§ **Given information**
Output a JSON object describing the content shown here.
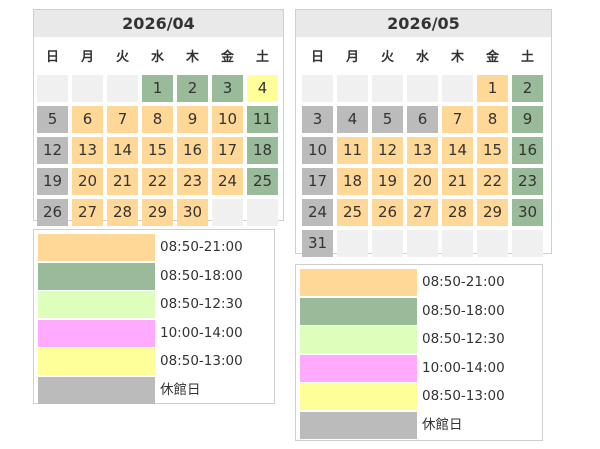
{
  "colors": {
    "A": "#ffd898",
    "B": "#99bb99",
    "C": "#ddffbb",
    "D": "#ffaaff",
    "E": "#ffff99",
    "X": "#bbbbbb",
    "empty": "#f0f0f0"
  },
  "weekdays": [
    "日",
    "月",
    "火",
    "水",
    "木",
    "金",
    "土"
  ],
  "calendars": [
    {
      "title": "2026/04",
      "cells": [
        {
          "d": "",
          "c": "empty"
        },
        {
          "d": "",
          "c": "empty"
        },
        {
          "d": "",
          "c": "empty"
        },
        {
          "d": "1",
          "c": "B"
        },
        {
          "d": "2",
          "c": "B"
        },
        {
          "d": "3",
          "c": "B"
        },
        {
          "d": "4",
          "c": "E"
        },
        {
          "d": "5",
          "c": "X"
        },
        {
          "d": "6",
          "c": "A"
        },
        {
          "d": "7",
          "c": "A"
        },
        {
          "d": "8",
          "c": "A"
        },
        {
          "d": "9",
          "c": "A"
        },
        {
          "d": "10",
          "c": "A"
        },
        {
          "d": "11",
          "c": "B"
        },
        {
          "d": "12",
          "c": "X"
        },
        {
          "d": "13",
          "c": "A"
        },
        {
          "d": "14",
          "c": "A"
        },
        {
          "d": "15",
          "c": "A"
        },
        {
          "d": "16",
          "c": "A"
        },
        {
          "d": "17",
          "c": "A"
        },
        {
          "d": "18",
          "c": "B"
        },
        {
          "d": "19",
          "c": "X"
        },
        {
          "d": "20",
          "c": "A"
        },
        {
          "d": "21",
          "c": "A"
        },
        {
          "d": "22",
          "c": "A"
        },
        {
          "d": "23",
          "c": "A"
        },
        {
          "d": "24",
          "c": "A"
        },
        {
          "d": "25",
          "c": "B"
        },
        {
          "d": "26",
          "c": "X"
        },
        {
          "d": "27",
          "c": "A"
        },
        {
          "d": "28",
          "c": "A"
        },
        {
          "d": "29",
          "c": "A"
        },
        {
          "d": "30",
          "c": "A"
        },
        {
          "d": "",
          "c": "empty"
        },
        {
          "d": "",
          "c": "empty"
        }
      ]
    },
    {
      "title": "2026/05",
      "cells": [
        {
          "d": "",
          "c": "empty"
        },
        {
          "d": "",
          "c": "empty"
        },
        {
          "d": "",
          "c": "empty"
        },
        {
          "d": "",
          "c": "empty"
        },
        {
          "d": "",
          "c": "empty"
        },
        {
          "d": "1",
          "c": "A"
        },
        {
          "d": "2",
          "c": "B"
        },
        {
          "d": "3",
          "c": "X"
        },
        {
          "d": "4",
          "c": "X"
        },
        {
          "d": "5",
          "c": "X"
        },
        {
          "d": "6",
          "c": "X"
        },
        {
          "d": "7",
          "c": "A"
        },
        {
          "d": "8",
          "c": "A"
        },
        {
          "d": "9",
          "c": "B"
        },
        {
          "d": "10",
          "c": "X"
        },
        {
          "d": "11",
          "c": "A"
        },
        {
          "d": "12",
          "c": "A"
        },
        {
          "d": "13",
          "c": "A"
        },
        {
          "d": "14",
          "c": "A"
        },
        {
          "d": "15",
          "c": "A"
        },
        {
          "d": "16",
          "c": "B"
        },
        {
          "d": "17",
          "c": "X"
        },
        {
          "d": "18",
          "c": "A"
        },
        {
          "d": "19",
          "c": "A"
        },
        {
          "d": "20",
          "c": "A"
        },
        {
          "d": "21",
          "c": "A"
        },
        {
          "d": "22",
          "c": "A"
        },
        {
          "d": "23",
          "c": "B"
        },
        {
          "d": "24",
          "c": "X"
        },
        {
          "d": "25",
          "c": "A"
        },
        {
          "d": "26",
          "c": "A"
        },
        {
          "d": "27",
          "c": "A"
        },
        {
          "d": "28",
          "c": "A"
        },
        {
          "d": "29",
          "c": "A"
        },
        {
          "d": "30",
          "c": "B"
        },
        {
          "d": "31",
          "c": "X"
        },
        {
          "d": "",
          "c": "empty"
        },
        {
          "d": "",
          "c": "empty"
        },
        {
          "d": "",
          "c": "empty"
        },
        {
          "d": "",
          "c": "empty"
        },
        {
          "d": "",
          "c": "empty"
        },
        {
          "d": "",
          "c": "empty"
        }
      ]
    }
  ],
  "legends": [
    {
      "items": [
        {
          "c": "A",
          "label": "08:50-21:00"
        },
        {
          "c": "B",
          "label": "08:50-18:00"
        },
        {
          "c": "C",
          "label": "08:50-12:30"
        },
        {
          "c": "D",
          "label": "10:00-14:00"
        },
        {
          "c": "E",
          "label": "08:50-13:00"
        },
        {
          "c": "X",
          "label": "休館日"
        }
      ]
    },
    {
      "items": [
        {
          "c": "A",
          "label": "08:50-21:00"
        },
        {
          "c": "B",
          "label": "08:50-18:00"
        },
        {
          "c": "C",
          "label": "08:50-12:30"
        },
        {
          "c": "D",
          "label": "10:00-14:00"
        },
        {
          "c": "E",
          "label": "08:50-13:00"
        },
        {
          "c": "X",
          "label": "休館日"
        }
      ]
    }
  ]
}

§ **Stated problem**
Copy the entries exactly. Leave out the images.

§ **The response**
Output a JSON object describing the content shown here.
{
  "colors": {
    "A": "#ffd898",
    "B": "#99bb99",
    "C": "#ddffbb",
    "D": "#ffaaff",
    "E": "#ffff99",
    "X": "#bbbbbb",
    "empty": "#f0f0f0"
  },
  "weekdays": [
    "日",
    "月",
    "火",
    "水",
    "木",
    "金",
    "土"
  ],
  "calendars": [
    {
      "title": "2026/04",
      "cells": [
        {
          "d": "",
          "c": "empty"
        },
        {
          "d": "",
          "c": "empty"
        },
        {
          "d": "",
          "c": "empty"
        },
        {
          "d": "1",
          "c": "B"
        },
        {
          "d": "2",
          "c": "B"
        },
        {
          "d": "3",
          "c": "B"
        },
        {
          "d": "4",
          "c": "E"
        },
        {
          "d": "5",
          "c": "X"
        },
        {
          "d": "6",
          "c": "A"
        },
        {
          "d": "7",
          "c": "A"
        },
        {
          "d": "8",
          "c": "A"
        },
        {
          "d": "9",
          "c": "A"
        },
        {
          "d": "10",
          "c": "A"
        },
        {
          "d": "11",
          "c": "B"
        },
        {
          "d": "12",
          "c": "X"
        },
        {
          "d": "13",
          "c": "A"
        },
        {
          "d": "14",
          "c": "A"
        },
        {
          "d": "15",
          "c": "A"
        },
        {
          "d": "16",
          "c": "A"
        },
        {
          "d": "17",
          "c": "A"
        },
        {
          "d": "18",
          "c": "B"
        },
        {
          "d": "19",
          "c": "X"
        },
        {
          "d": "20",
          "c": "A"
        },
        {
          "d": "21",
          "c": "A"
        },
        {
          "d": "22",
          "c": "A"
        },
        {
          "d": "23",
          "c": "A"
        },
        {
          "d": "24",
          "c": "A"
        },
        {
          "d": "25",
          "c": "B"
        },
        {
          "d": "26",
          "c": "X"
        },
        {
          "d": "27",
          "c": "A"
        },
        {
          "d": "28",
          "c": "A"
        },
        {
          "d": "29",
          "c": "A"
        },
        {
          "d": "30",
          "c": "A"
        },
        {
          "d": "",
          "c": "empty"
        },
        {
          "d": "",
          "c": "empty"
        }
      ]
    },
    {
      "title": "2026/05",
      "cells": [
        {
          "d": "",
          "c": "empty"
        },
        {
          "d": "",
          "c": "empty"
        },
        {
          "d": "",
          "c": "empty"
        },
        {
          "d": "",
          "c": "empty"
        },
        {
          "d": "",
          "c": "empty"
        },
        {
          "d": "1",
          "c": "A"
        },
        {
          "d": "2",
          "c": "B"
        },
        {
          "d": "3",
          "c": "X"
        },
        {
          "d": "4",
          "c": "X"
        },
        {
          "d": "5",
          "c": "X"
        },
        {
          "d": "6",
          "c": "X"
        },
        {
          "d": "7",
          "c": "A"
        },
        {
          "d": "8",
          "c": "A"
        },
        {
          "d": "9",
          "c": "B"
        },
        {
          "d": "10",
          "c": "X"
        },
        {
          "d": "11",
          "c": "A"
        },
        {
          "d": "12",
          "c": "A"
        },
        {
          "d": "13",
          "c": "A"
        },
        {
          "d": "14",
          "c": "A"
        },
        {
          "d": "15",
          "c": "A"
        },
        {
          "d": "16",
          "c": "B"
        },
        {
          "d": "17",
          "c": "X"
        },
        {
          "d": "18",
          "c": "A"
        },
        {
          "d": "19",
          "c": "A"
        },
        {
          "d": "20",
          "c": "A"
        },
        {
          "d": "21",
          "c": "A"
        },
        {
          "d": "22",
          "c": "A"
        },
        {
          "d": "23",
          "c": "B"
        },
        {
          "d": "24",
          "c": "X"
        },
        {
          "d": "25",
          "c": "A"
        },
        {
          "d": "26",
          "c": "A"
        },
        {
          "d": "27",
          "c": "A"
        },
        {
          "d": "28",
          "c": "A"
        },
        {
          "d": "29",
          "c": "A"
        },
        {
          "d": "30",
          "c": "B"
        },
        {
          "d": "31",
          "c": "X"
        },
        {
          "d": "",
          "c": "empty"
        },
        {
          "d": "",
          "c": "empty"
        },
        {
          "d": "",
          "c": "empty"
        },
        {
          "d": "",
          "c": "empty"
        },
        {
          "d": "",
          "c": "empty"
        },
        {
          "d": "",
          "c": "empty"
        }
      ]
    }
  ],
  "legends": [
    {
      "items": [
        {
          "c": "A",
          "label": "08:50-21:00"
        },
        {
          "c": "B",
          "label": "08:50-18:00"
        },
        {
          "c": "C",
          "label": "08:50-12:30"
        },
        {
          "c": "D",
          "label": "10:00-14:00"
        },
        {
          "c": "E",
          "label": "08:50-13:00"
        },
        {
          "c": "X",
          "label": "休館日"
        }
      ]
    },
    {
      "items": [
        {
          "c": "A",
          "label": "08:50-21:00"
        },
        {
          "c": "B",
          "label": "08:50-18:00"
        },
        {
          "c": "C",
          "label": "08:50-12:30"
        },
        {
          "c": "D",
          "label": "10:00-14:00"
        },
        {
          "c": "E",
          "label": "08:50-13:00"
        },
        {
          "c": "X",
          "label": "休館日"
        }
      ]
    }
  ]
}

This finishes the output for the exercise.